Collection entries:
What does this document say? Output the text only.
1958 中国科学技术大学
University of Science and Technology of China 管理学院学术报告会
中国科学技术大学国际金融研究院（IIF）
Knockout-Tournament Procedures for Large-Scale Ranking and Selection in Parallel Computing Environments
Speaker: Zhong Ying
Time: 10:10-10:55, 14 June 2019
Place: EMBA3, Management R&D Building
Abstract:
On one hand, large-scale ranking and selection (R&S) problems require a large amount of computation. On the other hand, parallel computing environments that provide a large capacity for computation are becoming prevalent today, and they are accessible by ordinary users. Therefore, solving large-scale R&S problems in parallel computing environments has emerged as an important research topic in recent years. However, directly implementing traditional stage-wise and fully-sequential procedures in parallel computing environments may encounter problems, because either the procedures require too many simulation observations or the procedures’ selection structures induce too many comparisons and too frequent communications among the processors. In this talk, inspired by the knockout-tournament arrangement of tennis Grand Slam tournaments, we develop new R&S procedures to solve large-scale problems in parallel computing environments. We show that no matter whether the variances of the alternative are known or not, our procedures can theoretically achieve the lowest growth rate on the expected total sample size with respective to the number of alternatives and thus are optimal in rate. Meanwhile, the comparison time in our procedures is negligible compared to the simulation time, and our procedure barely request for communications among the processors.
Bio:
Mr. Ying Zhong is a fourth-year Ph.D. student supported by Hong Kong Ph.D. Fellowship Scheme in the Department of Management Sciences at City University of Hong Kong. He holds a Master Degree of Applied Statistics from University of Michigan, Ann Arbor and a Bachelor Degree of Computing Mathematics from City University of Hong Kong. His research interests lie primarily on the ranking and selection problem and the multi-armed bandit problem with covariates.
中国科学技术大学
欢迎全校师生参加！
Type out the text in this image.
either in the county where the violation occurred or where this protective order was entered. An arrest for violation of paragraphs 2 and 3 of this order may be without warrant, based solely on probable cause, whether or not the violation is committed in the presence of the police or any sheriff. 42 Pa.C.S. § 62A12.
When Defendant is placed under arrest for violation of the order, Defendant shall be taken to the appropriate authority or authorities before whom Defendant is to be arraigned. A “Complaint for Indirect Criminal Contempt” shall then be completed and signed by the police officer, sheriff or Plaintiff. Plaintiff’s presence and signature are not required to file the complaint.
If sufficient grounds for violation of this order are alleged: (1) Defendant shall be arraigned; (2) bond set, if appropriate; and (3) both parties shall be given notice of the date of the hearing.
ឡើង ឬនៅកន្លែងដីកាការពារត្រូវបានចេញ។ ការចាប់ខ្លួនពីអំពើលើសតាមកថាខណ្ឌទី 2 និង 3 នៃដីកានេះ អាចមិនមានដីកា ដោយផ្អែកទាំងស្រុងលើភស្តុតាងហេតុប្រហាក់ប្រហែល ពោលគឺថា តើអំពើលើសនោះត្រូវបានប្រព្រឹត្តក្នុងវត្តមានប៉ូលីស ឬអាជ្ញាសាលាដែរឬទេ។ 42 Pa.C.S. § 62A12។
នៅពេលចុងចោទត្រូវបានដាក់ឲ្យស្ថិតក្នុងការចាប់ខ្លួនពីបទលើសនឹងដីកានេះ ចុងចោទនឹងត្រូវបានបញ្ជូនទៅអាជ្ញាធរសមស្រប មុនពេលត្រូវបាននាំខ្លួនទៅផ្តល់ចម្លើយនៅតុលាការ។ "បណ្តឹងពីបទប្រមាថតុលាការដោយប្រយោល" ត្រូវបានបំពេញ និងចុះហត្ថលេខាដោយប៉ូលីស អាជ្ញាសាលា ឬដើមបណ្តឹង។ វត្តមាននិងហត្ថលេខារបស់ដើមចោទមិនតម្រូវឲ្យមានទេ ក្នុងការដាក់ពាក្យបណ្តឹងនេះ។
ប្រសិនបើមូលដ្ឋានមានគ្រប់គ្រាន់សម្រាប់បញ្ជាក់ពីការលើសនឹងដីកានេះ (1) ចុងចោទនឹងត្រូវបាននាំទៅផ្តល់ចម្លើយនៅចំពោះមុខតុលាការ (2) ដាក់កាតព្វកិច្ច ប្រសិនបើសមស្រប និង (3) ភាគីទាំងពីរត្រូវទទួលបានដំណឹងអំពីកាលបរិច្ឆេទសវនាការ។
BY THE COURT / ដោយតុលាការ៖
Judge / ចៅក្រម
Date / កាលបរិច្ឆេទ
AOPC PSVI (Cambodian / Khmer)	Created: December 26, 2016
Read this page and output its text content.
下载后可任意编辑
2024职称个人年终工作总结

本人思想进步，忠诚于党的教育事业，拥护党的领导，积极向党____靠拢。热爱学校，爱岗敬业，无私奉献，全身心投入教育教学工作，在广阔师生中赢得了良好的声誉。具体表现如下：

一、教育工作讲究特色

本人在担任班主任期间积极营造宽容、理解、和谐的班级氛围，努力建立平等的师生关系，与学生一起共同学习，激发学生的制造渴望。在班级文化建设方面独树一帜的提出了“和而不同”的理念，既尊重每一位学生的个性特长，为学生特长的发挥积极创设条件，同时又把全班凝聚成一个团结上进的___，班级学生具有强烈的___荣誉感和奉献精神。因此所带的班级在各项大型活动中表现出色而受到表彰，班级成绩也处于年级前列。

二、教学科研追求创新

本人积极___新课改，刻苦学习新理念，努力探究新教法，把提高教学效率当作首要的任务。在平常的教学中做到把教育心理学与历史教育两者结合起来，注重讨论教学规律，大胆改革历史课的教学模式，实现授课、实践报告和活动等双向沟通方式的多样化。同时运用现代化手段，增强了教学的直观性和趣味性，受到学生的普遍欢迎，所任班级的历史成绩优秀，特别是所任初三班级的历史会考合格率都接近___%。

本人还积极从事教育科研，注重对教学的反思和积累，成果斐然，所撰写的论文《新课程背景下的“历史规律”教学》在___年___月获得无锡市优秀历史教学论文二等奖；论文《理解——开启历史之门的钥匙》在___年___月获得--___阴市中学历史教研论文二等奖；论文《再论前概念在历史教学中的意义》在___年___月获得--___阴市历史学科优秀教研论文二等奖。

Exercise instructions: Every entry must be output again, exactly as written above.

Complete response:
What does this document say? Output the text only.
1958 中国科学技术大学
University of Science and Technology of China 管理学院学术报告会
中国科学技术大学国际金融研究院（IIF）
Knockout-Tournament Procedures for Large-Scale Ranking and Selection in Parallel Computing Environments
Speaker: Zhong Ying
Time: 10:10-10:55, 14 June 2019
Place: EMBA3, Management R&D Building
Abstract:
On one hand, large-scale ranking and selection (R&S) problems require a large amount of computation. On the other hand, parallel computing environments that provide a large capacity for computation are becoming prevalent today, and they are accessible by ordinary users. Therefore, solving large-scale R&S problems in parallel computing environments has emerged as an important research topic in recent years. However, directly implementing traditional stage-wise and fully-sequential procedures in parallel computing environments may encounter problems, because either the procedures require too many simulation observations or the procedures’ selection structures induce too many comparisons and too frequent communications among the processors. In this talk, inspired by the knockout-tournament arrangement of tennis Grand Slam tournaments, we develop new R&S procedures to solve large-scale problems in parallel computing environments. We show that no matter whether the variances of the alternative are known or not, our procedures can theoretically achieve the lowest growth rate on the expected total sample size with respective to the number of alternatives and thus are optimal in rate. Meanwhile, the comparison time in our procedures is negligible compared to the simulation time, and our procedure barely request for communications among the processors.
Bio:
Mr. Ying Zhong is a fourth-year Ph.D. student supported by Hong Kong Ph.D. Fellowship Scheme in the Department of Management Sciences at City University of Hong Kong. He holds a Master Degree of Applied Statistics from University of Michigan, Ann Arbor and a Bachelor Degree of Computing Mathematics from City University of Hong Kong. His research interests lie primarily on the ranking and selection problem and the multi-armed bandit problem with covariates.
中国科学技术大学
欢迎全校师生参加！
Type out the text in this image.
either in the county where the violation occurred or where this protective order was entered. An arrest for violation of paragraphs 2 and 3 of this order may be without warrant, based solely on probable cause, whether or not the violation is committed in the presence of the police or any sheriff. 42 Pa.C.S. § 62A12.
When Defendant is placed under arrest for violation of the order, Defendant shall be taken to the appropriate authority or authorities before whom Defendant is to be arraigned. A “Complaint for Indirect Criminal Contempt” shall then be completed and signed by the police officer, sheriff or Plaintiff. Plaintiff’s presence and signature are not required to file the complaint.
If sufficient grounds for violation of this order are alleged: (1) Defendant shall be arraigned; (2) bond set, if appropriate; and (3) both parties shall be given notice of the date of the hearing.
ឡើង ឬនៅកន្លែងដីកាការពារត្រូវបានចេញ។ ការចាប់ខ្លួនពីអំពើលើសតាមកថាខណ្ឌទី 2 និង 3 នៃដីកានេះ អាចមិនមានដីកា ដោយផ្អែកទាំងស្រុងលើភស្តុតាងហេតុប្រហាក់ប្រហែល ពោលគឺថា តើអំពើលើសនោះត្រូវបានប្រព្រឹត្តក្នុងវត្តមានប៉ូលីស ឬអាជ្ញាសាលាដែរឬទេ។ 42 Pa.C.S. § 62A12។
នៅពេលចុងចោទត្រូវបានដាក់ឲ្យស្ថិតក្នុងការចាប់ខ្លួនពីបទលើសនឹងដីកានេះ ចុងចោទនឹងត្រូវបានបញ្ជូនទៅអាជ្ញាធរសមស្រប មុនពេលត្រូវបាននាំខ្លួនទៅផ្តល់ចម្លើយនៅតុលាការ។ "បណ្តឹងពីបទប្រមាថតុលាការដោយប្រយោល" ត្រូវបានបំពេញ និងចុះហត្ថលេខាដោយប៉ូលីស អាជ្ញាសាលា ឬដើមបណ្តឹង។ វត្តមាននិងហត្ថលេខារបស់ដើមចោទមិនតម្រូវឲ្យមានទេ ក្នុងការដាក់ពាក្យបណ្តឹងនេះ។
ប្រសិនបើមូលដ្ឋានមានគ្រប់គ្រាន់សម្រាប់បញ្ជាក់ពីការលើសនឹងដីកានេះ (1) ចុងចោទនឹងត្រូវបាននាំទៅផ្តល់ចម្លើយនៅចំពោះមុខតុលាការ (2) ដាក់កាតព្វកិច្ច ប្រសិនបើសមស្រប និង (3) ភាគីទាំងពីរត្រូវទទួលបានដំណឹងអំពីកាលបរិច្ឆេទសវនាការ។
BY THE COURT / ដោយតុលាការ៖
Judge / ចៅក្រម
Date / កាលបរិច្ឆេទ
AOPC PSVI (Cambodian / Khmer)	Created: December 26, 2016
Read this page and output its text content.
下载后可任意编辑
2024职称个人年终工作总结

本人思想进步，忠诚于党的教育事业，拥护党的领导，积极向党____靠拢。热爱学校，爱岗敬业，无私奉献，全身心投入教育教学工作，在广阔师生中赢得了良好的声誉。具体表现如下：

一、教育工作讲究特色

本人在担任班主任期间积极营造宽容、理解、和谐的班级氛围，努力建立平等的师生关系，与学生一起共同学习，激发学生的制造渴望。在班级文化建设方面独树一帜的提出了“和而不同”的理念，既尊重每一位学生的个性特长，为学生特长的发挥积极创设条件，同时又把全班凝聚成一个团结上进的___，班级学生具有强烈的___荣誉感和奉献精神。因此所带的班级在各项大型活动中表现出色而受到表彰，班级成绩也处于年级前列。

二、教学科研追求创新

本人积极___新课改，刻苦学习新理念，努力探究新教法，把提高教学效率当作首要的任务。在平常的教学中做到把教育心理学与历史教育两者结合起来，注重讨论教学规律，大胆改革历史课的教学模式，实现授课、实践报告和活动等双向沟通方式的多样化。同时运用现代化手段，增强了教学的直观性和趣味性，受到学生的普遍欢迎，所任班级的历史成绩优秀，特别是所任初三班级的历史会考合格率都接近___%。

本人还积极从事教育科研，注重对教学的反思和积累，成果斐然，所撰写的论文《新课程背景下的“历史规律”教学》在___年___月获得无锡市优秀历史教学论文二等奖；论文《理解——开启历史之门的钥匙》在___年___月获得--___阴市中学历史教研论文二等奖；论文《再论前概念在历史教学中的意义》在___年___月获得--___阴市历史学科优秀教研论文二等奖。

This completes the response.